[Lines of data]
####

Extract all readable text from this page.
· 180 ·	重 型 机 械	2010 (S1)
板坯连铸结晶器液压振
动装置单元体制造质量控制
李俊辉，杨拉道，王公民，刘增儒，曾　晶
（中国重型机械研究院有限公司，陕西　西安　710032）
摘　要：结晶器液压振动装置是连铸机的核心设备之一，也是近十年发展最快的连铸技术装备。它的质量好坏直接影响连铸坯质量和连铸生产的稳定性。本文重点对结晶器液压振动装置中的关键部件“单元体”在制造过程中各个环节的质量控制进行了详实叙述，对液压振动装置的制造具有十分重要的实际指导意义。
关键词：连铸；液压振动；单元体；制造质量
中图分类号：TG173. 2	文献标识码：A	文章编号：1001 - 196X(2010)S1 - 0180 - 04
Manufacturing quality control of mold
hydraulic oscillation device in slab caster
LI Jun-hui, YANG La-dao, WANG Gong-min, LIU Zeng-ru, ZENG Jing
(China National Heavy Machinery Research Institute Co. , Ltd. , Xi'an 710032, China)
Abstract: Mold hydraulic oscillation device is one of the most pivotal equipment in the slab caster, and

####

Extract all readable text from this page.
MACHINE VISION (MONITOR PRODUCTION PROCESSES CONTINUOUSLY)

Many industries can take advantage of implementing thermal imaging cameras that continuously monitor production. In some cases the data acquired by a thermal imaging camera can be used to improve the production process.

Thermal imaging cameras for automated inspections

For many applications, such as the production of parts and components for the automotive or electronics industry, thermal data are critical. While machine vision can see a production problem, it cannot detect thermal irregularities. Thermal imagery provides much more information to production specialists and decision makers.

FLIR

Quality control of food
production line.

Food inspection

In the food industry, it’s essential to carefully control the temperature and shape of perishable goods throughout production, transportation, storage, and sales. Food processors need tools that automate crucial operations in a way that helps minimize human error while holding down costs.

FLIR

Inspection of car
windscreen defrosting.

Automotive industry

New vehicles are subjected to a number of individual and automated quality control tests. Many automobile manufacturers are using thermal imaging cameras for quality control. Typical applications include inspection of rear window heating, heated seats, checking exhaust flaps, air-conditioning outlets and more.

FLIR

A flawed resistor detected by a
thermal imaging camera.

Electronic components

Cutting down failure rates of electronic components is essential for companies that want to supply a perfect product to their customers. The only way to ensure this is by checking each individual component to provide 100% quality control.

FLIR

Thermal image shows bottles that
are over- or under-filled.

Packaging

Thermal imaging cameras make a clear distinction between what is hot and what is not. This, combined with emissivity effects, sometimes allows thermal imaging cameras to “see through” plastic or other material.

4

####

-- THE REQUEST --
Review the material and copy each line in which the word "components" appears.

-- EXERCISE OUTPUT --
For many applications, such as the production of parts and components for the automotive or electronics industry, thermal data are critical. While machine vision can see a production problem, it cannot detect thermal irregularities. Thermal imagery provides much more information to production specialists and decision makers.
Electronic components
Cutting down failure rates of electronic components is essential for companies that want to supply a perfect product to their customers. The only way to ensure this is by checking each individual component to provide 100% quality control.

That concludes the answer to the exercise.